╭──

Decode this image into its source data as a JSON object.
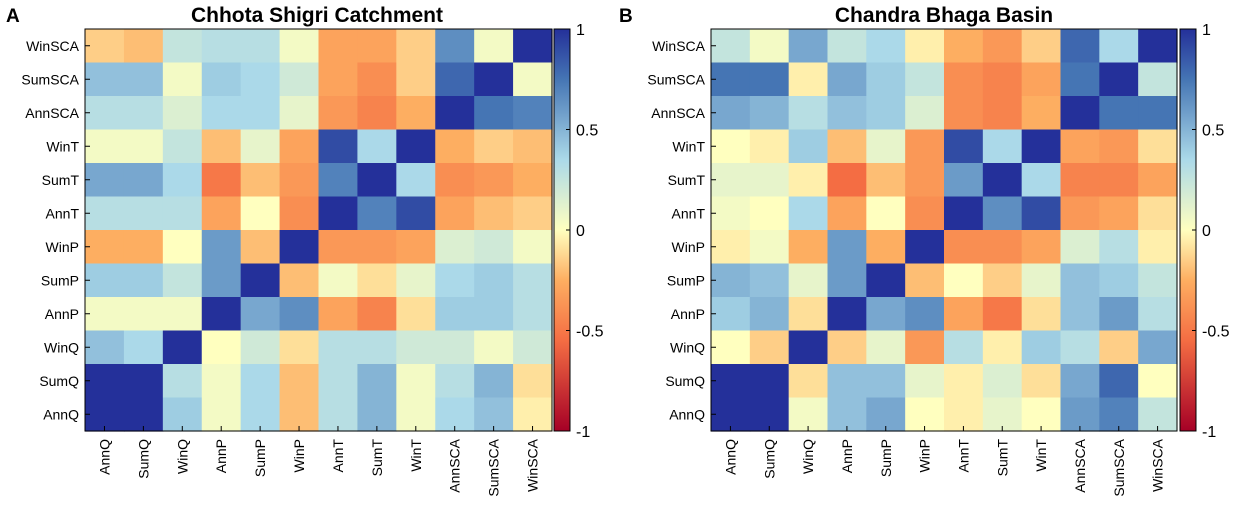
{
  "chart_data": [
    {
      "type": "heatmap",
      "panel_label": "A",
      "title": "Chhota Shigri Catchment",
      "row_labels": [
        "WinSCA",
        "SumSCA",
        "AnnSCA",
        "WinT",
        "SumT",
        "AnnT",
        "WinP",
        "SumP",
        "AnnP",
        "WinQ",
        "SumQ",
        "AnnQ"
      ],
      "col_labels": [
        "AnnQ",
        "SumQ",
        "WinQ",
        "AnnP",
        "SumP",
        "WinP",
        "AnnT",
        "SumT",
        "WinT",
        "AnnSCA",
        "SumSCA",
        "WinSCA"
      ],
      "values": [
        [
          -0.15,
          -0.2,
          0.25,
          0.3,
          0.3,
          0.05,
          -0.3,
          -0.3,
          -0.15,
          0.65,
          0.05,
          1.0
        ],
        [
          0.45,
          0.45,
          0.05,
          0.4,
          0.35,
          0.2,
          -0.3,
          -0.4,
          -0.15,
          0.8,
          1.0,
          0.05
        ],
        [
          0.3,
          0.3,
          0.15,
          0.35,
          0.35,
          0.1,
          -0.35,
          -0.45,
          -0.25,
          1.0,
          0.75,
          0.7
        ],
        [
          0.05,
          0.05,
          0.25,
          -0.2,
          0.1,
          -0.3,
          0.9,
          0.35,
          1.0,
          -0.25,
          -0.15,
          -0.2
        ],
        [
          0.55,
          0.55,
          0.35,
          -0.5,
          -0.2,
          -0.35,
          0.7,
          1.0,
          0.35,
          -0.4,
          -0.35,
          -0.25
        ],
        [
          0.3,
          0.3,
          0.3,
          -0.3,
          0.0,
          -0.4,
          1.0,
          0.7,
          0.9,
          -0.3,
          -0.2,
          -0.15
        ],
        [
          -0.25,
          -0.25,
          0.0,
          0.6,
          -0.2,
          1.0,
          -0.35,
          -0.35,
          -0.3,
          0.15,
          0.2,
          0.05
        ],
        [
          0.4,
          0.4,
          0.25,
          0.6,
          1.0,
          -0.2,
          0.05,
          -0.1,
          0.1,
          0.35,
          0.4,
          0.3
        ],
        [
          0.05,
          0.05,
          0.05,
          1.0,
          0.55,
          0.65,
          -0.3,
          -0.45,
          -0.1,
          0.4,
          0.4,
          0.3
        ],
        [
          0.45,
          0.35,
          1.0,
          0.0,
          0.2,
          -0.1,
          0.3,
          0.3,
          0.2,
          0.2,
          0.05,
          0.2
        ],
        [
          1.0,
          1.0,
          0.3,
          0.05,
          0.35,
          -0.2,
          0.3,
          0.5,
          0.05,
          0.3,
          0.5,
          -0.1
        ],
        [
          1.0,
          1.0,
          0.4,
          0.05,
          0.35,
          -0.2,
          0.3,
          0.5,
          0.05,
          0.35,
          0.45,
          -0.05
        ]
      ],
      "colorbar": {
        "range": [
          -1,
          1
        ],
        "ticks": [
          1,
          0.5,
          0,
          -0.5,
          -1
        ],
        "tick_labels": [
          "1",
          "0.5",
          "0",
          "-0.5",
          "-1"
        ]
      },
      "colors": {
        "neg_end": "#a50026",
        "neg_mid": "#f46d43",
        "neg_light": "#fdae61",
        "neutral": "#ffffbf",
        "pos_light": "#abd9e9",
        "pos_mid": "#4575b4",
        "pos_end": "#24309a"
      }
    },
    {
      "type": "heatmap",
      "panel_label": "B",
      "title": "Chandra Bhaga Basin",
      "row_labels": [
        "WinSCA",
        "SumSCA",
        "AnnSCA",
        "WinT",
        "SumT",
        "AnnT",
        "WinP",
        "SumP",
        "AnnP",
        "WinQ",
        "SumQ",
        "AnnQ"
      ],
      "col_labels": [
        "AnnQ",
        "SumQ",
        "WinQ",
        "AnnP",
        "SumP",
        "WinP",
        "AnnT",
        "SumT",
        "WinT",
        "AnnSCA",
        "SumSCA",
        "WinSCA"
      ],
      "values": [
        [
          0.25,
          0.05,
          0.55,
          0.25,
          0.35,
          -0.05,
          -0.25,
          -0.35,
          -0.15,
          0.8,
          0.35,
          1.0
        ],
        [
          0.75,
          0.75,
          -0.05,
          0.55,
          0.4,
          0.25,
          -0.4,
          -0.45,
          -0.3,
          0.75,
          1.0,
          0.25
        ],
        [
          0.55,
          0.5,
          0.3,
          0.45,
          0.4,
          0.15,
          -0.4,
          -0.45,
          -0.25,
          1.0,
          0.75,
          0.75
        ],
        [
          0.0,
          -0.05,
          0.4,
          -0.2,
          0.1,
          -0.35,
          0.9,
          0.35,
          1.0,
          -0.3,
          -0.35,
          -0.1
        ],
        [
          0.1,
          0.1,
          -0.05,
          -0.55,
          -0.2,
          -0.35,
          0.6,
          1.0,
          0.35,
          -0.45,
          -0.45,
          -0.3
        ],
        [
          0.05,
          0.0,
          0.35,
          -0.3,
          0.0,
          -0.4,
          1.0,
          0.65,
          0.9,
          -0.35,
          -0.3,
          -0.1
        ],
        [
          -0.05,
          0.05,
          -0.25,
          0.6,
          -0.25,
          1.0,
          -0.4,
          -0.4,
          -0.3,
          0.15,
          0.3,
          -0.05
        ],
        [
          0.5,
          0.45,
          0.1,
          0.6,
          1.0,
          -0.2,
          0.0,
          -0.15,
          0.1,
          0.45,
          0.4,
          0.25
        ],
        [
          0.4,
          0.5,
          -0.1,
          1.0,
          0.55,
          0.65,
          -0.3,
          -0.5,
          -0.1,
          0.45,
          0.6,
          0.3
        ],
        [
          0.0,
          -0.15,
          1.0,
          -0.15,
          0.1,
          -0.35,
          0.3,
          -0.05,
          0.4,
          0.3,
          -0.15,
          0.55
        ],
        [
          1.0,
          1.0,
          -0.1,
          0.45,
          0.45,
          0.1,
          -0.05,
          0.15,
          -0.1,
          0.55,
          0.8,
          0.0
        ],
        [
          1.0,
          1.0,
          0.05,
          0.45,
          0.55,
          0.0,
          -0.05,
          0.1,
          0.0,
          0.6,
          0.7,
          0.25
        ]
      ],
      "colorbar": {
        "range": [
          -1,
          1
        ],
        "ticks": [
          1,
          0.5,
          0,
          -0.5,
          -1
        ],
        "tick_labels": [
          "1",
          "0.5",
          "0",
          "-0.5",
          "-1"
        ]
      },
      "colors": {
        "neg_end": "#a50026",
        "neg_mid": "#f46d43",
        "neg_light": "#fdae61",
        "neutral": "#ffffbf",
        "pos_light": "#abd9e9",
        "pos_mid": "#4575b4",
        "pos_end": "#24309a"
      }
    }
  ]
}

╰──

Required task:
Without including any picture, repeat the data exactly.

Answer in full:
Decode this image into its source data as a JSON object.
{
  "chart_data": [
    {
      "type": "heatmap",
      "panel_label": "A",
      "title": "Chhota Shigri Catchment",
      "row_labels": [
        "WinSCA",
        "SumSCA",
        "AnnSCA",
        "WinT",
        "SumT",
        "AnnT",
        "WinP",
        "SumP",
        "AnnP",
        "WinQ",
        "SumQ",
        "AnnQ"
      ],
      "col_labels": [
        "AnnQ",
        "SumQ",
        "WinQ",
        "AnnP",
        "SumP",
        "WinP",
        "AnnT",
        "SumT",
        "WinT",
        "AnnSCA",
        "SumSCA",
        "WinSCA"
      ],
      "values": [
        [
          -0.15,
          -0.2,
          0.25,
          0.3,
          0.3,
          0.05,
          -0.3,
          -0.3,
          -0.15,
          0.65,
          0.05,
          1.0
        ],
        [
          0.45,
          0.45,
          0.05,
          0.4,
          0.35,
          0.2,
          -0.3,
          -0.4,
          -0.15,
          0.8,
          1.0,
          0.05
        ],
        [
          0.3,
          0.3,
          0.15,
          0.35,
          0.35,
          0.1,
          -0.35,
          -0.45,
          -0.25,
          1.0,
          0.75,
          0.7
        ],
        [
          0.05,
          0.05,
          0.25,
          -0.2,
          0.1,
          -0.3,
          0.9,
          0.35,
          1.0,
          -0.25,
          -0.15,
          -0.2
        ],
        [
          0.55,
          0.55,
          0.35,
          -0.5,
          -0.2,
          -0.35,
          0.7,
          1.0,
          0.35,
          -0.4,
          -0.35,
          -0.25
        ],
        [
          0.3,
          0.3,
          0.3,
          -0.3,
          0.0,
          -0.4,
          1.0,
          0.7,
          0.9,
          -0.3,
          -0.2,
          -0.15
        ],
        [
          -0.25,
          -0.25,
          0.0,
          0.6,
          -0.2,
          1.0,
          -0.35,
          -0.35,
          -0.3,
          0.15,
          0.2,
          0.05
        ],
        [
          0.4,
          0.4,
          0.25,
          0.6,
          1.0,
          -0.2,
          0.05,
          -0.1,
          0.1,
          0.35,
          0.4,
          0.3
        ],
        [
          0.05,
          0.05,
          0.05,
          1.0,
          0.55,
          0.65,
          -0.3,
          -0.45,
          -0.1,
          0.4,
          0.4,
          0.3
        ],
        [
          0.45,
          0.35,
          1.0,
          0.0,
          0.2,
          -0.1,
          0.3,
          0.3,
          0.2,
          0.2,
          0.05,
          0.2
        ],
        [
          1.0,
          1.0,
          0.3,
          0.05,
          0.35,
          -0.2,
          0.3,
          0.5,
          0.05,
          0.3,
          0.5,
          -0.1
        ],
        [
          1.0,
          1.0,
          0.4,
          0.05,
          0.35,
          -0.2,
          0.3,
          0.5,
          0.05,
          0.35,
          0.45,
          -0.05
        ]
      ],
      "colorbar": {
        "range": [
          -1,
          1
        ],
        "ticks": [
          1,
          0.5,
          0,
          -0.5,
          -1
        ],
        "tick_labels": [
          "1",
          "0.5",
          "0",
          "-0.5",
          "-1"
        ]
      },
      "colors": {
        "neg_end": "#a50026",
        "neg_mid": "#f46d43",
        "neg_light": "#fdae61",
        "neutral": "#ffffbf",
        "pos_light": "#abd9e9",
        "pos_mid": "#4575b4",
        "pos_end": "#24309a"
      }
    },
    {
      "type": "heatmap",
      "panel_label": "B",
      "title": "Chandra Bhaga Basin",
      "row_labels": [
        "WinSCA",
        "SumSCA",
        "AnnSCA",
        "WinT",
        "SumT",
        "AnnT",
        "WinP",
        "SumP",
        "AnnP",
        "WinQ",
        "SumQ",
        "AnnQ"
      ],
      "col_labels": [
        "AnnQ",
        "SumQ",
        "WinQ",
        "AnnP",
        "SumP",
        "WinP",
        "AnnT",
        "SumT",
        "WinT",
        "AnnSCA",
        "SumSCA",
        "WinSCA"
      ],
      "values": [
        [
          0.25,
          0.05,
          0.55,
          0.25,
          0.35,
          -0.05,
          -0.25,
          -0.35,
          -0.15,
          0.8,
          0.35,
          1.0
        ],
        [
          0.75,
          0.75,
          -0.05,
          0.55,
          0.4,
          0.25,
          -0.4,
          -0.45,
          -0.3,
          0.75,
          1.0,
          0.25
        ],
        [
          0.55,
          0.5,
          0.3,
          0.45,
          0.4,
          0.15,
          -0.4,
          -0.45,
          -0.25,
          1.0,
          0.75,
          0.75
        ],
        [
          0.0,
          -0.05,
          0.4,
          -0.2,
          0.1,
          -0.35,
          0.9,
          0.35,
          1.0,
          -0.3,
          -0.35,
          -0.1
        ],
        [
          0.1,
          0.1,
          -0.05,
          -0.55,
          -0.2,
          -0.35,
          0.6,
          1.0,
          0.35,
          -0.45,
          -0.45,
          -0.3
        ],
        [
          0.05,
          0.0,
          0.35,
          -0.3,
          0.0,
          -0.4,
          1.0,
          0.65,
          0.9,
          -0.35,
          -0.3,
          -0.1
        ],
        [
          -0.05,
          0.05,
          -0.25,
          0.6,
          -0.25,
          1.0,
          -0.4,
          -0.4,
          -0.3,
          0.15,
          0.3,
          -0.05
        ],
        [
          0.5,
          0.45,
          0.1,
          0.6,
          1.0,
          -0.2,
          0.0,
          -0.15,
          0.1,
          0.45,
          0.4,
          0.25
        ],
        [
          0.4,
          0.5,
          -0.1,
          1.0,
          0.55,
          0.65,
          -0.3,
          -0.5,
          -0.1,
          0.45,
          0.6,
          0.3
        ],
        [
          0.0,
          -0.15,
          1.0,
          -0.15,
          0.1,
          -0.35,
          0.3,
          -0.05,
          0.4,
          0.3,
          -0.15,
          0.55
        ],
        [
          1.0,
          1.0,
          -0.1,
          0.45,
          0.45,
          0.1,
          -0.05,
          0.15,
          -0.1,
          0.55,
          0.8,
          0.0
        ],
        [
          1.0,
          1.0,
          0.05,
          0.45,
          0.55,
          0.0,
          -0.05,
          0.1,
          0.0,
          0.6,
          0.7,
          0.25
        ]
      ],
      "colorbar": {
        "range": [
          -1,
          1
        ],
        "ticks": [
          1,
          0.5,
          0,
          -0.5,
          -1
        ],
        "tick_labels": [
          "1",
          "0.5",
          "0",
          "-0.5",
          "-1"
        ]
      },
      "colors": {
        "neg_end": "#a50026",
        "neg_mid": "#f46d43",
        "neg_light": "#fdae61",
        "neutral": "#ffffbf",
        "pos_light": "#abd9e9",
        "pos_mid": "#4575b4",
        "pos_end": "#24309a"
      }
    }
  ]
}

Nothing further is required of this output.